'''

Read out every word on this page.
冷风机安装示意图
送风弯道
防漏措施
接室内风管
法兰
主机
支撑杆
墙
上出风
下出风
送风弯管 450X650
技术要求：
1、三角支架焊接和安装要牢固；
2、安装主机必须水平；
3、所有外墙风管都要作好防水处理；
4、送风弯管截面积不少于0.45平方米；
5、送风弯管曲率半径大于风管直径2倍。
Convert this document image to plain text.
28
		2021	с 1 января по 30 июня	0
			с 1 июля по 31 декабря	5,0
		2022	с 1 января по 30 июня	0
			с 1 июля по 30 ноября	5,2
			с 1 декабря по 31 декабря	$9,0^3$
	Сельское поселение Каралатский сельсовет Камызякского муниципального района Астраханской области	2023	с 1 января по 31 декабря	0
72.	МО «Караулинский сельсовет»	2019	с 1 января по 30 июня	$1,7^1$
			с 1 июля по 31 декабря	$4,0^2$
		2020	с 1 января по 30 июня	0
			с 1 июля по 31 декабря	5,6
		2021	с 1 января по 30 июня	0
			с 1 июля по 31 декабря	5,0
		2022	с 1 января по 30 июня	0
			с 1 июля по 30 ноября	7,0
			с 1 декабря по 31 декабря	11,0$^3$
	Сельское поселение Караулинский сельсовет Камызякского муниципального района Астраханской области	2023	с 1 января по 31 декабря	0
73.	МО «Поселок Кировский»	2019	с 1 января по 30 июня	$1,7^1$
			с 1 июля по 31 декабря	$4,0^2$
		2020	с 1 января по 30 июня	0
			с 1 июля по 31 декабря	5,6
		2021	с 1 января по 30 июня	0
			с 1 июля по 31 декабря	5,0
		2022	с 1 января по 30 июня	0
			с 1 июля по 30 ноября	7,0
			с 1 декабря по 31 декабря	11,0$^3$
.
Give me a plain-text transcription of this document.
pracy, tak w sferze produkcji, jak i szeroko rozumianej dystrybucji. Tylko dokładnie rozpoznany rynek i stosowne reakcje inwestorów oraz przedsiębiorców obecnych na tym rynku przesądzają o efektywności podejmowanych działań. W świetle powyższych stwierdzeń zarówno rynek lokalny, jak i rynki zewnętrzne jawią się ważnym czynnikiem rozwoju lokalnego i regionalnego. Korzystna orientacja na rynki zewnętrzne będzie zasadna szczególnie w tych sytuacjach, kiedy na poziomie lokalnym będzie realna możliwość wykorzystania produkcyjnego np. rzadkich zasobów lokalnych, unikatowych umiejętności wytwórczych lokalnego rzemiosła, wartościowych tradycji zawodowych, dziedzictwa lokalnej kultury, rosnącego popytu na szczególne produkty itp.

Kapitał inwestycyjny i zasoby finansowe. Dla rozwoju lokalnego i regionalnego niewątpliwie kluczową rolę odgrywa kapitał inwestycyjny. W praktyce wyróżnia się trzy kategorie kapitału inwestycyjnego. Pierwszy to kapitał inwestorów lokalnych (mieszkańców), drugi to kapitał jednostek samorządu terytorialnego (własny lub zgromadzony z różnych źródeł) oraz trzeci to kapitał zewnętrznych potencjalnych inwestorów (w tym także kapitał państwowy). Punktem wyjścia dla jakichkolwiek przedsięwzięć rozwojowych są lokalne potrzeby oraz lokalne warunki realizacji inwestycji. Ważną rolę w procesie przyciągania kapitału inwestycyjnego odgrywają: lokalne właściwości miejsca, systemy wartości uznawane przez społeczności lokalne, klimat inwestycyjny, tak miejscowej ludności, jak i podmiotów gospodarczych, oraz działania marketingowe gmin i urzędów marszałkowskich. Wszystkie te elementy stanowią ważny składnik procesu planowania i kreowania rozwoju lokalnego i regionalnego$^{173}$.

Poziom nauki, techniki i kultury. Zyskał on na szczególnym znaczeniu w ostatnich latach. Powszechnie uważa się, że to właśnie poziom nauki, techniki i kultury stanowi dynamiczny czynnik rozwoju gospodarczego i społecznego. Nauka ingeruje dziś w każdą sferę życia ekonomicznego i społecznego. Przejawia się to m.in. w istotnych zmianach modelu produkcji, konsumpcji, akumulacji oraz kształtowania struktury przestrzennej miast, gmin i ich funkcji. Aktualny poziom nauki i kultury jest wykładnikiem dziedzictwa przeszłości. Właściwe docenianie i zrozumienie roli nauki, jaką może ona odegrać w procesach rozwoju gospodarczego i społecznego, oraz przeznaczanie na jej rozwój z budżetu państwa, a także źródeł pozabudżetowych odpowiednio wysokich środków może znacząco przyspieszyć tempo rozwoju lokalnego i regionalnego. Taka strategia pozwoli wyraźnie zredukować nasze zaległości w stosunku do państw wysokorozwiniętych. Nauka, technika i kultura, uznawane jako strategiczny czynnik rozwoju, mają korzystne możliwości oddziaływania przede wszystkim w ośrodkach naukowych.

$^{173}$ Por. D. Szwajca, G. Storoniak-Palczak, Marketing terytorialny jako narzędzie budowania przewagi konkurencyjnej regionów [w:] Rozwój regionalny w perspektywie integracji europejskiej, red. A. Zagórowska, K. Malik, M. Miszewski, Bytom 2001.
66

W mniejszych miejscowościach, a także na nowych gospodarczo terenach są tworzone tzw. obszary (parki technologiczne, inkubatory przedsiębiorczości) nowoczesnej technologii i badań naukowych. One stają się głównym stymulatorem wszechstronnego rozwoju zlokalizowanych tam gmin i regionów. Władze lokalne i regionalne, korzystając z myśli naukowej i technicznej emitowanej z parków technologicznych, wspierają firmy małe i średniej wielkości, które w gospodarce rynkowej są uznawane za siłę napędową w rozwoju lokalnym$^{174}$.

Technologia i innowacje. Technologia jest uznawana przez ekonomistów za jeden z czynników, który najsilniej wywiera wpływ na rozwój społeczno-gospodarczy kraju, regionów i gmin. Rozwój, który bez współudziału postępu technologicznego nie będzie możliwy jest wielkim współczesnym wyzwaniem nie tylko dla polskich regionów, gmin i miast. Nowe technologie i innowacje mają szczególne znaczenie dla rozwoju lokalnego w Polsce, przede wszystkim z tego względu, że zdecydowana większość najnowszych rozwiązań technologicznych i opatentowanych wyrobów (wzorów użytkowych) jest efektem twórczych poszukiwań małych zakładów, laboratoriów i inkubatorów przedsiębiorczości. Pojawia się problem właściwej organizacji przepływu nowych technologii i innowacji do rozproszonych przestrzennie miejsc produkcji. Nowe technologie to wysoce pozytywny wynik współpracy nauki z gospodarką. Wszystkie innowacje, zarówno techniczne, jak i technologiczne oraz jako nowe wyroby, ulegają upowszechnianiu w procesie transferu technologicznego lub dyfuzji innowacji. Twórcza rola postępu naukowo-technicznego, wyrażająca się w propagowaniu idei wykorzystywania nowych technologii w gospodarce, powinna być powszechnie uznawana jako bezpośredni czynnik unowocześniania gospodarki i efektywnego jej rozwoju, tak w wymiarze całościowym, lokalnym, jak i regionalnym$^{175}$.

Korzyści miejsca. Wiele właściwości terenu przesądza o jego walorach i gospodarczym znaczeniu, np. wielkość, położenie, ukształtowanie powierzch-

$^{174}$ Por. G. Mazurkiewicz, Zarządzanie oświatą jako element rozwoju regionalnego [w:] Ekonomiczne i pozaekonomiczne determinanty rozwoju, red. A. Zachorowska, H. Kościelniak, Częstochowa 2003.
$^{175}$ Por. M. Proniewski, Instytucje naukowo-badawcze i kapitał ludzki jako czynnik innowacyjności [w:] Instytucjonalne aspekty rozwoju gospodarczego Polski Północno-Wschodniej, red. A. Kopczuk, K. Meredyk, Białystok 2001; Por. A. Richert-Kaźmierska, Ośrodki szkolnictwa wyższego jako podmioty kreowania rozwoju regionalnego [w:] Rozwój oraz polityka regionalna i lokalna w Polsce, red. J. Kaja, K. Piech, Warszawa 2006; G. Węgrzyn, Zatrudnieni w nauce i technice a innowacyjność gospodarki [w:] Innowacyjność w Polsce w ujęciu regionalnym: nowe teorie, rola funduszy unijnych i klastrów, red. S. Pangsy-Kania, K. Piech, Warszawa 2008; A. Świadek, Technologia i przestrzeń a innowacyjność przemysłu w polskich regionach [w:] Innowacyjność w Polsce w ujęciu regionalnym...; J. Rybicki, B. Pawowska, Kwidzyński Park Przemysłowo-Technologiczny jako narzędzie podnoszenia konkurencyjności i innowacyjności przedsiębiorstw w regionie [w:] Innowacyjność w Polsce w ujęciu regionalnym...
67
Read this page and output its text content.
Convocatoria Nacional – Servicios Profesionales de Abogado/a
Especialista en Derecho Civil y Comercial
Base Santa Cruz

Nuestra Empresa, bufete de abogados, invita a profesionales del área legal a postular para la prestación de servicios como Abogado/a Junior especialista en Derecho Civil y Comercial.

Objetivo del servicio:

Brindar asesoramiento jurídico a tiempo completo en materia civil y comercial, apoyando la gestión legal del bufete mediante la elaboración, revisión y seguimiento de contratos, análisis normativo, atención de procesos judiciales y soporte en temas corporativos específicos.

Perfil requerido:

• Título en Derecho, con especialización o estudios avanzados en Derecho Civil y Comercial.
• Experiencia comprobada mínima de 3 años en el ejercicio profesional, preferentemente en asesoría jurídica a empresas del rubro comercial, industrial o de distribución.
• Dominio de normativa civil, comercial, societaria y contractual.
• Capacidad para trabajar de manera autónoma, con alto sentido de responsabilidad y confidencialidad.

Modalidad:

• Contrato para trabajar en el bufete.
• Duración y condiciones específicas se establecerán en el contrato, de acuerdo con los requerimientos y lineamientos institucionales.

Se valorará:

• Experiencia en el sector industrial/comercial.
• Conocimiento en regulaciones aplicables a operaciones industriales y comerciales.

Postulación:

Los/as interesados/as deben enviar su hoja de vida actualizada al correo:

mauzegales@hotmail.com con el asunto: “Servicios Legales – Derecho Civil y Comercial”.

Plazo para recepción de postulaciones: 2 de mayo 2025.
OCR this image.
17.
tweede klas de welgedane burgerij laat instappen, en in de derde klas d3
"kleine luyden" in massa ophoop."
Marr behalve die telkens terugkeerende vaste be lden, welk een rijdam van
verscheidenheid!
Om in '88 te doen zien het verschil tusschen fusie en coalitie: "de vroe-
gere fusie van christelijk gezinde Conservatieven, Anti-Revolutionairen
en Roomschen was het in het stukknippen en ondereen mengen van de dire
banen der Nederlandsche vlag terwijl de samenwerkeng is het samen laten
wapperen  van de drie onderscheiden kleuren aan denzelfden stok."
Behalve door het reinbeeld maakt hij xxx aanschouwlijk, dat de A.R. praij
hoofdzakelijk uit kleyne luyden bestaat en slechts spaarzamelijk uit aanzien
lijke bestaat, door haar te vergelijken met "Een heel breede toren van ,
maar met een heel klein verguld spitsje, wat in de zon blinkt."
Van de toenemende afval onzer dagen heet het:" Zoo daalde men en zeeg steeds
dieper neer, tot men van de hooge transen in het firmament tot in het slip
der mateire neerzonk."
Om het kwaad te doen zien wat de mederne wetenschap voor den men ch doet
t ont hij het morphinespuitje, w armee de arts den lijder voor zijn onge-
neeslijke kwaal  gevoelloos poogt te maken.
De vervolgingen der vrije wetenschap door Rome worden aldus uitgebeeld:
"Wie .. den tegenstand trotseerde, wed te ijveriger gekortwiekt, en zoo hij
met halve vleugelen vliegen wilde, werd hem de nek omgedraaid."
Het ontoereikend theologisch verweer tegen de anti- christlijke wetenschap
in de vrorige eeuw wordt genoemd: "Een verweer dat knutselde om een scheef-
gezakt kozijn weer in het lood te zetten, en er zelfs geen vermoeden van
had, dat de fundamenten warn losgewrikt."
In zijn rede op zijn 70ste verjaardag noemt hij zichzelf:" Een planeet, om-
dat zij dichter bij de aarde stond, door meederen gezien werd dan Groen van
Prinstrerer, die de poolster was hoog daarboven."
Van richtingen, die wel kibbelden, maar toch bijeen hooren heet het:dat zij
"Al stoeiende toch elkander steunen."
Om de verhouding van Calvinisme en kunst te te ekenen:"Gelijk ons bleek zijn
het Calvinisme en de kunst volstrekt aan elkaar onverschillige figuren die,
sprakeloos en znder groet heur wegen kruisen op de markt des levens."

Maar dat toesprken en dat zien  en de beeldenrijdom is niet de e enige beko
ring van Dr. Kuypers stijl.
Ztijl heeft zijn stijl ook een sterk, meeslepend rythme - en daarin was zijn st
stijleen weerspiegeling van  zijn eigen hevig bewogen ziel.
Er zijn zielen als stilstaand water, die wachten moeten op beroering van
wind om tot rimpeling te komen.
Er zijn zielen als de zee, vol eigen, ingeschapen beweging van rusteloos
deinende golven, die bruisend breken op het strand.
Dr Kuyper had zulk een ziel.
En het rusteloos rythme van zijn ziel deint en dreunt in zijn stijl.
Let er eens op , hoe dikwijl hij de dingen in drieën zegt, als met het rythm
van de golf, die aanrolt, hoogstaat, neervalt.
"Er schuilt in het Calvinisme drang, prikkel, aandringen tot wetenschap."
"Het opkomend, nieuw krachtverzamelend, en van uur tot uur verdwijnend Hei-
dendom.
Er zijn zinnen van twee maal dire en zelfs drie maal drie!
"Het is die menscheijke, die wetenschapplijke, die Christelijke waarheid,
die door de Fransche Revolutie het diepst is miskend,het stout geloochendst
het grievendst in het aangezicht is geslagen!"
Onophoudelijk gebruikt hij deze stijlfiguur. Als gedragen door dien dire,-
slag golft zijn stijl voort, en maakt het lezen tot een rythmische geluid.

'''

Filter the records down to the lines that contain the string "Calvinisme", and copy those lines.

Om de verhouding van Calvinisme en kunst te te ekenen:"Gelijk ons bleek zijn
het Calvinisme en de kunst volstrekt aan elkaar onverschillige figuren die,
"Er schuilt in het Calvinisme drang, prikkel, aandringen tot wetenschap."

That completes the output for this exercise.